[Dataset items]
==========

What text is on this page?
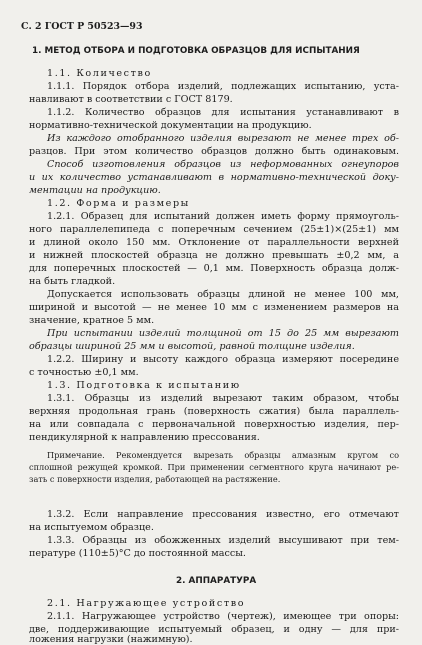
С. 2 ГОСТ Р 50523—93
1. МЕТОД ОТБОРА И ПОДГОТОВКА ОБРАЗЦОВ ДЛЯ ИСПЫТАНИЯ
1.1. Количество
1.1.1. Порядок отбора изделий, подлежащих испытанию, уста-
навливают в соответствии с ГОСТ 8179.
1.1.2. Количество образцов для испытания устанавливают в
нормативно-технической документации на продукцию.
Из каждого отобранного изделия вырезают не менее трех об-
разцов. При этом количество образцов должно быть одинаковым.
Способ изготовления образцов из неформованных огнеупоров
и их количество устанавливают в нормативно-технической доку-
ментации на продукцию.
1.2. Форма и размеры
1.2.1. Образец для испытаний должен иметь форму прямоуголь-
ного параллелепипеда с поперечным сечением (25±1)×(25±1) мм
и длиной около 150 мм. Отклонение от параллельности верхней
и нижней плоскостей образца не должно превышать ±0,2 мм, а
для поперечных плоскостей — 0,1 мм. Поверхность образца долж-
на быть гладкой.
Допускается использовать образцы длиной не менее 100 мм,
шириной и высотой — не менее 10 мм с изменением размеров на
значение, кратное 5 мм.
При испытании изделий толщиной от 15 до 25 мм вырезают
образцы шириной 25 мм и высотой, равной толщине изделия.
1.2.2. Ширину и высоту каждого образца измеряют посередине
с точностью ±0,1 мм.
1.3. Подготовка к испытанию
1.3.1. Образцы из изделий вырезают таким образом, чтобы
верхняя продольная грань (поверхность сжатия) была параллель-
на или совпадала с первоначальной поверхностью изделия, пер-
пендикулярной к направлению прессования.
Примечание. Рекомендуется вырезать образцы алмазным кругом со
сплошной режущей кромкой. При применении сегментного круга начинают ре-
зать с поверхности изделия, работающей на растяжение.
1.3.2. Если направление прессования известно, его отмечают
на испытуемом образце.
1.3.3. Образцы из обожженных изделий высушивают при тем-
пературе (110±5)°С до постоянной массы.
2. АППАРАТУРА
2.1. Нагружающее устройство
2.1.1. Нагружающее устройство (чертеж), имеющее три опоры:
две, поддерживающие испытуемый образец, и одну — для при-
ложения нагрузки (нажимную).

==========

STATED PROBLEM >>
Using the listing, say how many lines include the word "изделий", and add nothing else.

SOLUTION TO THIS TASK >>
4